* To do *
Produce the listing below again, exactly as shown.

Dataset excerpt:
------------
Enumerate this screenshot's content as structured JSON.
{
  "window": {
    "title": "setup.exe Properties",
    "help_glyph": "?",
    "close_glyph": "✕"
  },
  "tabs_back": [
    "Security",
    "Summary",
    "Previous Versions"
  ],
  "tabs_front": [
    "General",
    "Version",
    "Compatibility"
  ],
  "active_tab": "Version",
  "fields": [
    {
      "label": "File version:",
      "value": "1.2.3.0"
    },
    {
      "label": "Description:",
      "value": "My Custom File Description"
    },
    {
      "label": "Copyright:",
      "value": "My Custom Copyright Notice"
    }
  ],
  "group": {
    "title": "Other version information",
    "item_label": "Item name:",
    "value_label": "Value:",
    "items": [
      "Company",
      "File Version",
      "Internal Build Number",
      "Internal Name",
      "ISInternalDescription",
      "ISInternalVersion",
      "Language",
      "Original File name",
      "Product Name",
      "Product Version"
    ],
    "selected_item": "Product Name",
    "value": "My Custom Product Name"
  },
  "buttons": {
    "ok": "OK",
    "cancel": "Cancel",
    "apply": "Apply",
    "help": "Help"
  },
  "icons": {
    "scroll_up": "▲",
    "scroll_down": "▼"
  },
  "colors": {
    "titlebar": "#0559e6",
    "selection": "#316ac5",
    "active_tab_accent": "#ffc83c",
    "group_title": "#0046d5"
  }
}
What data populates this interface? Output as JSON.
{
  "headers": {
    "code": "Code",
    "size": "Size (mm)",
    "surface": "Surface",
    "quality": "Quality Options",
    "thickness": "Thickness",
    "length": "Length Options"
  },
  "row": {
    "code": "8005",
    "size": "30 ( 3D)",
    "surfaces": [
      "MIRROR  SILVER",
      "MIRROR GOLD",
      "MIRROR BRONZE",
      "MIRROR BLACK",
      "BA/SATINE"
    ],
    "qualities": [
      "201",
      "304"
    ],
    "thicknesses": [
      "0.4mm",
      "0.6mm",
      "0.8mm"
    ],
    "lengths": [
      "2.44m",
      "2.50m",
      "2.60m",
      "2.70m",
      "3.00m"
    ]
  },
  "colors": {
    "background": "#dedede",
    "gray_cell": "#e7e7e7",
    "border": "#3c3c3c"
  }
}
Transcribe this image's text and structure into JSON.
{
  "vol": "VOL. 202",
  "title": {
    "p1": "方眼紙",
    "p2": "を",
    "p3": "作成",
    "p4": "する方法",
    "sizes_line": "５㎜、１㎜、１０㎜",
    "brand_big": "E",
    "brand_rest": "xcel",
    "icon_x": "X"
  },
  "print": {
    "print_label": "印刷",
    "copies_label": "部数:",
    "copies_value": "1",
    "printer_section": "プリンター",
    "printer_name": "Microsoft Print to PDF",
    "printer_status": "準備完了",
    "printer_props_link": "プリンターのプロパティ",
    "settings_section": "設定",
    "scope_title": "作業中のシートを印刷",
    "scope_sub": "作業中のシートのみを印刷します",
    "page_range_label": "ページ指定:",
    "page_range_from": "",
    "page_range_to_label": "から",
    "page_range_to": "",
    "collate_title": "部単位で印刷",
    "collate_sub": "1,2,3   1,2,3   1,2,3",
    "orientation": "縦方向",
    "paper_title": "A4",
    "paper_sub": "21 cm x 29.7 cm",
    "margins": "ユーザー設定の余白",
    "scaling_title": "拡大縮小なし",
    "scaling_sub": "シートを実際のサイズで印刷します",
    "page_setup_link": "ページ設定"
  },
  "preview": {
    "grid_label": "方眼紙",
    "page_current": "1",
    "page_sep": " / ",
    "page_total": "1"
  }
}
------------
* Answer *
Enumerate this screenshot's content as structured JSON.
{
  "window": {
    "title": "setup.exe Properties",
    "help_glyph": "?",
    "close_glyph": "✕"
  },
  "tabs_back": [
    "Security",
    "Summary",
    "Previous Versions"
  ],
  "tabs_front": [
    "General",
    "Version",
    "Compatibility"
  ],
  "active_tab": "Version",
  "fields": [
    {
      "label": "File version:",
      "value": "1.2.3.0"
    },
    {
      "label": "Description:",
      "value": "My Custom File Description"
    },
    {
      "label": "Copyright:",
      "value": "My Custom Copyright Notice"
    }
  ],
  "group": {
    "title": "Other version information",
    "item_label": "Item name:",
    "value_label": "Value:",
    "items": [
      "Company",
      "File Version",
      "Internal Build Number",
      "Internal Name",
      "ISInternalDescription",
      "ISInternalVersion",
      "Language",
      "Original File name",
      "Product Name",
      "Product Version"
    ],
    "selected_item": "Product Name",
    "value": "My Custom Product Name"
  },
  "buttons": {
    "ok": "OK",
    "cancel": "Cancel",
    "apply": "Apply",
    "help": "Help"
  },
  "icons": {
    "scroll_up": "▲",
    "scroll_down": "▼"
  },
  "colors": {
    "titlebar": "#0559e6",
    "selection": "#316ac5",
    "active_tab_accent": "#ffc83c",
    "group_title": "#0046d5"
  }
}
What data populates this interface? Output as JSON.
{
  "headers": {
    "code": "Code",
    "size": "Size (mm)",
    "surface": "Surface",
    "quality": "Quality Options",
    "thickness": "Thickness",
    "length": "Length Options"
  },
  "row": {
    "code": "8005",
    "size": "30 ( 3D)",
    "surfaces": [
      "MIRROR  SILVER",
      "MIRROR GOLD",
      "MIRROR BRONZE",
      "MIRROR BLACK",
      "BA/SATINE"
    ],
    "qualities": [
      "201",
      "304"
    ],
    "thicknesses": [
      "0.4mm",
      "0.6mm",
      "0.8mm"
    ],
    "lengths": [
      "2.44m",
      "2.50m",
      "2.60m",
      "2.70m",
      "3.00m"
    ]
  },
  "colors": {
    "background": "#dedede",
    "gray_cell": "#e7e7e7",
    "border": "#3c3c3c"
  }
}
Transcribe this image's text and structure into JSON.
{
  "vol": "VOL. 202",
  "title": {
    "p1": "方眼紙",
    "p2": "を",
    "p3": "作成",
    "p4": "する方法",
    "sizes_line": "５㎜、１㎜、１０㎜",
    "brand_big": "E",
    "brand_rest": "xcel",
    "icon_x": "X"
  },
  "print": {
    "print_label": "印刷",
    "copies_label": "部数:",
    "copies_value": "1",
    "printer_section": "プリンター",
    "printer_name": "Microsoft Print to PDF",
    "printer_status": "準備完了",
    "printer_props_link": "プリンターのプロパティ",
    "settings_section": "設定",
    "scope_title": "作業中のシートを印刷",
    "scope_sub": "作業中のシートのみを印刷します",
    "page_range_label": "ページ指定:",
    "page_range_from": "",
    "page_range_to_label": "から",
    "page_range_to": "",
    "collate_title": "部単位で印刷",
    "collate_sub": "1,2,3   1,2,3   1,2,3",
    "orientation": "縦方向",
    "paper_title": "A4",
    "paper_sub": "21 cm x 29.7 cm",
    "margins": "ユーザー設定の余白",
    "scaling_title": "拡大縮小なし",
    "scaling_sub": "シートを実際のサイズで印刷します",
    "page_setup_link": "ページ設定"
  },
  "preview": {
    "grid_label": "方眼紙",
    "page_current": "1",
    "page_sep": " / ",
    "page_total": "1"
  }
}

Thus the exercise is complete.